* [Set exercise]
Which lines contain the string "snelheid"? Please list every one of them.
════
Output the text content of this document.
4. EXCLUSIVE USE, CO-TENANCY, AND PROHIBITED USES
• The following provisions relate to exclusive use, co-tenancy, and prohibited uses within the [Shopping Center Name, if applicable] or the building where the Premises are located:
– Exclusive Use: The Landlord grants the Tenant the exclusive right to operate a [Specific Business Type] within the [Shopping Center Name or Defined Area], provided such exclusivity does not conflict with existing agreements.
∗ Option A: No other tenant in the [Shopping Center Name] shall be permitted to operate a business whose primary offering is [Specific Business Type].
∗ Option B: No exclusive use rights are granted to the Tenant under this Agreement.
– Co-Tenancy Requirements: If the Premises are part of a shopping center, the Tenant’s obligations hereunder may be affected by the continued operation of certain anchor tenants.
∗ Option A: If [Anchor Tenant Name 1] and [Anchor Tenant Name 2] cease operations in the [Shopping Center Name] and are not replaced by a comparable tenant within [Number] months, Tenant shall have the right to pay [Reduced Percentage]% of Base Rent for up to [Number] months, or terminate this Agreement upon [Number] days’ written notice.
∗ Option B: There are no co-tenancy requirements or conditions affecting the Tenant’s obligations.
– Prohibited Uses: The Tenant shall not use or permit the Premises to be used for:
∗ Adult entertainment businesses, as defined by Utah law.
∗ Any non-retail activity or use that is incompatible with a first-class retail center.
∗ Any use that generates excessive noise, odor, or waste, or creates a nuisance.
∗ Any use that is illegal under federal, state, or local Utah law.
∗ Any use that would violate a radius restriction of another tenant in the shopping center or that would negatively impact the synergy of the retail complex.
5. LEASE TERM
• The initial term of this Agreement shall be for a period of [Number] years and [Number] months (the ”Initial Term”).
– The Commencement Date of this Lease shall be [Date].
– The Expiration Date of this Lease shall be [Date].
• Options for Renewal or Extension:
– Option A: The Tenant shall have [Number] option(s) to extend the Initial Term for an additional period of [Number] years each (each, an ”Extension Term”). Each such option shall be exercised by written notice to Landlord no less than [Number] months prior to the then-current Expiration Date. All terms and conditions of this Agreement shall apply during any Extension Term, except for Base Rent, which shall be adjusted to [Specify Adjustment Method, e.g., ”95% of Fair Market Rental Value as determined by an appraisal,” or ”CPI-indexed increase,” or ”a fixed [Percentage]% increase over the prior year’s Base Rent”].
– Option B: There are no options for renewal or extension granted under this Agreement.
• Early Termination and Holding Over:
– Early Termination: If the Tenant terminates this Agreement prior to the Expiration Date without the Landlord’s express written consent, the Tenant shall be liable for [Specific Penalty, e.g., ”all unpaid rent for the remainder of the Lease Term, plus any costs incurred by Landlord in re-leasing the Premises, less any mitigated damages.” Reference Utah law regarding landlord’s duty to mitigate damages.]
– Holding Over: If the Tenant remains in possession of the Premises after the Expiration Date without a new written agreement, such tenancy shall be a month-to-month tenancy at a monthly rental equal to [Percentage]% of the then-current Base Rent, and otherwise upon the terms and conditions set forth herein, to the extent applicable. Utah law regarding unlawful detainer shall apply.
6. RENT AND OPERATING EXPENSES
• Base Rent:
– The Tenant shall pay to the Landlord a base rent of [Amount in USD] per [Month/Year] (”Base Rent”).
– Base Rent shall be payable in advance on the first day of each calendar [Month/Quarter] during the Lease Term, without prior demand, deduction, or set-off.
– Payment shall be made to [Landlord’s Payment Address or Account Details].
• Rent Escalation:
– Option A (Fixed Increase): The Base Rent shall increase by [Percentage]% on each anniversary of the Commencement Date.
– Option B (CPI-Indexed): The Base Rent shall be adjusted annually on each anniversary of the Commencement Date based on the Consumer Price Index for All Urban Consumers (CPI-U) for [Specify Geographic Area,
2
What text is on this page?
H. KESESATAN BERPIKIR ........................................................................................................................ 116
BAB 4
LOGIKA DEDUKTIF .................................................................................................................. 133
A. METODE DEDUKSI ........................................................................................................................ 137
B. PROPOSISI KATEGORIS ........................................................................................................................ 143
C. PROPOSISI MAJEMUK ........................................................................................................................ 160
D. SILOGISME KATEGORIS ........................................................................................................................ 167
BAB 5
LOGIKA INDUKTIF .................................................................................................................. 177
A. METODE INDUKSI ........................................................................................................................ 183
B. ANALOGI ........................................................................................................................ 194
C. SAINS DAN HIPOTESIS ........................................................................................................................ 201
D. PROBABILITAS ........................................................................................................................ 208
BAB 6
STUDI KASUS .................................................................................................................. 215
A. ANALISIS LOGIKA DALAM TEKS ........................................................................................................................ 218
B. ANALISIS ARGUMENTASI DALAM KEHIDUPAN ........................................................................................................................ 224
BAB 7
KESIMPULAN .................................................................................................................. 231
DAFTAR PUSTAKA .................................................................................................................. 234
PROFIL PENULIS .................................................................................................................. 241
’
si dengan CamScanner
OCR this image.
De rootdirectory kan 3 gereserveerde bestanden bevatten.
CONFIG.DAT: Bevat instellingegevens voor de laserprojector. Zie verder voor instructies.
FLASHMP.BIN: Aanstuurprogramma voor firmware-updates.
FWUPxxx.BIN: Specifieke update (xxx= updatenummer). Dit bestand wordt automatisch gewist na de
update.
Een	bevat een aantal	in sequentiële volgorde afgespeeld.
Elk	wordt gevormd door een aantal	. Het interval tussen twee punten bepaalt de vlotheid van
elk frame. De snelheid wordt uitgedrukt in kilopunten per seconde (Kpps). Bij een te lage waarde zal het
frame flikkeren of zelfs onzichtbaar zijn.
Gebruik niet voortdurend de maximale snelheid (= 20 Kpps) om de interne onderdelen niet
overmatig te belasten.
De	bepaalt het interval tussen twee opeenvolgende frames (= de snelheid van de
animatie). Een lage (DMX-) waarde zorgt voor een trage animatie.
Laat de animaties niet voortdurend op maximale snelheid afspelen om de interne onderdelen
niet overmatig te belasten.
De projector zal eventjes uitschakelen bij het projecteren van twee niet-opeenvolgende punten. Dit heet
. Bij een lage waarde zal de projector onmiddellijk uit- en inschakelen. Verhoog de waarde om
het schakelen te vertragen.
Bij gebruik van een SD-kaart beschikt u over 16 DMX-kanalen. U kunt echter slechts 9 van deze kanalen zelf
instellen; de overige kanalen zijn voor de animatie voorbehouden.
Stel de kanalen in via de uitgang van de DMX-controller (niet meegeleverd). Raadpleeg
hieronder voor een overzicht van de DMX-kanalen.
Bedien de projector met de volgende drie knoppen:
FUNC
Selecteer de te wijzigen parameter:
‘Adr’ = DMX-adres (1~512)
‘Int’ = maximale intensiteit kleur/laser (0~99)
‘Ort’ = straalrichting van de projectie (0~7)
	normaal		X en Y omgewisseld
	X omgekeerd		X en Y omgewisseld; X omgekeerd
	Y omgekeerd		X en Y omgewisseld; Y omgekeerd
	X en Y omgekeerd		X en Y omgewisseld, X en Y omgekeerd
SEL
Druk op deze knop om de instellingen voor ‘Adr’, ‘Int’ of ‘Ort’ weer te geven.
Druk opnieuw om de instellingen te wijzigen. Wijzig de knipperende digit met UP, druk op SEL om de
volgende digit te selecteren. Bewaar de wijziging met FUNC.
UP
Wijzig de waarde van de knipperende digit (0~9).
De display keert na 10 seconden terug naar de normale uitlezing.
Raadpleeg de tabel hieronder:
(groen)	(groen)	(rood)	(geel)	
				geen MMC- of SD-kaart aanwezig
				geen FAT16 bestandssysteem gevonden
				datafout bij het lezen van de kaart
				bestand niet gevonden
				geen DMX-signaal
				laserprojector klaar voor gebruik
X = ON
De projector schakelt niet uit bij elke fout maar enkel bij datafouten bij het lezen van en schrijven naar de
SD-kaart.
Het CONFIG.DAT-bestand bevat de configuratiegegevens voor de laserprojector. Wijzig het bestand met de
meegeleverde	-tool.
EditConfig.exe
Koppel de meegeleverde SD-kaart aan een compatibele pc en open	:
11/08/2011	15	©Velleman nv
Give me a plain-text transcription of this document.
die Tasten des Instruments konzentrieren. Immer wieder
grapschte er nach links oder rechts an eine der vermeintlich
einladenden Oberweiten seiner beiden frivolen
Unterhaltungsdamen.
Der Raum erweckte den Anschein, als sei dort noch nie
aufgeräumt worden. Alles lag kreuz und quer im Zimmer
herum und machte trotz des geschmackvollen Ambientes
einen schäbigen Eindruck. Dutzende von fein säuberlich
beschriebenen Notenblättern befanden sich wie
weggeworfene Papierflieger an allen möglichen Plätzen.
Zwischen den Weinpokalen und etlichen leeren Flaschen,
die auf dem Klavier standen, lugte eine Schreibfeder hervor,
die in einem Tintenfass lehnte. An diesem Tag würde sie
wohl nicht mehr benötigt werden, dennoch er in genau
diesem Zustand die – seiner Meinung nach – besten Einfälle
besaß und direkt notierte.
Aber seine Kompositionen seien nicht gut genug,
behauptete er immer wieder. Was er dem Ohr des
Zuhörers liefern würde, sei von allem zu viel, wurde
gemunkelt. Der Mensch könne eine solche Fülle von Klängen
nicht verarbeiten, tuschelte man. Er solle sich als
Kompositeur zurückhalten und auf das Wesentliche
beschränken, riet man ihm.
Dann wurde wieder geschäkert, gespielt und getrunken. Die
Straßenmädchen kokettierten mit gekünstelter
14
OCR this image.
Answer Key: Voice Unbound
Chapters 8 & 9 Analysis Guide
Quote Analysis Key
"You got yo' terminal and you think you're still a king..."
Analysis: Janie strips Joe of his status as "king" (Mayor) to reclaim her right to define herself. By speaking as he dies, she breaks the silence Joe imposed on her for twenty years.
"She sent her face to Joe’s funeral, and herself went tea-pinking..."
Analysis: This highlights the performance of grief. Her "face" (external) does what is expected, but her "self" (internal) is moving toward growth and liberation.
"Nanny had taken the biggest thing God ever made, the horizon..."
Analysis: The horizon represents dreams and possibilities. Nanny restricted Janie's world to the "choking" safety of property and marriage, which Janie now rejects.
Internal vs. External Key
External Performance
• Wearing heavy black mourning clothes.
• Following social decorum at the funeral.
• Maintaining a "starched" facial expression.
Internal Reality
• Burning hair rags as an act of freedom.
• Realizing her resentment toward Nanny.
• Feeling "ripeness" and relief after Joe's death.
════
* [Answer to the problem]
elk frame. De snelheid wordt uitgedrukt in kilopunten per seconde (Kpps). Bij een te lage waarde zal het
Gebruik niet voortdurend de maximale snelheid (= 20 Kpps) om de interne onderdelen niet
De	bepaalt het interval tussen twee opeenvolgende frames (= de snelheid van de
Laat de animaties niet voortdurend op maximale snelheid afspelen om de interne onderdelen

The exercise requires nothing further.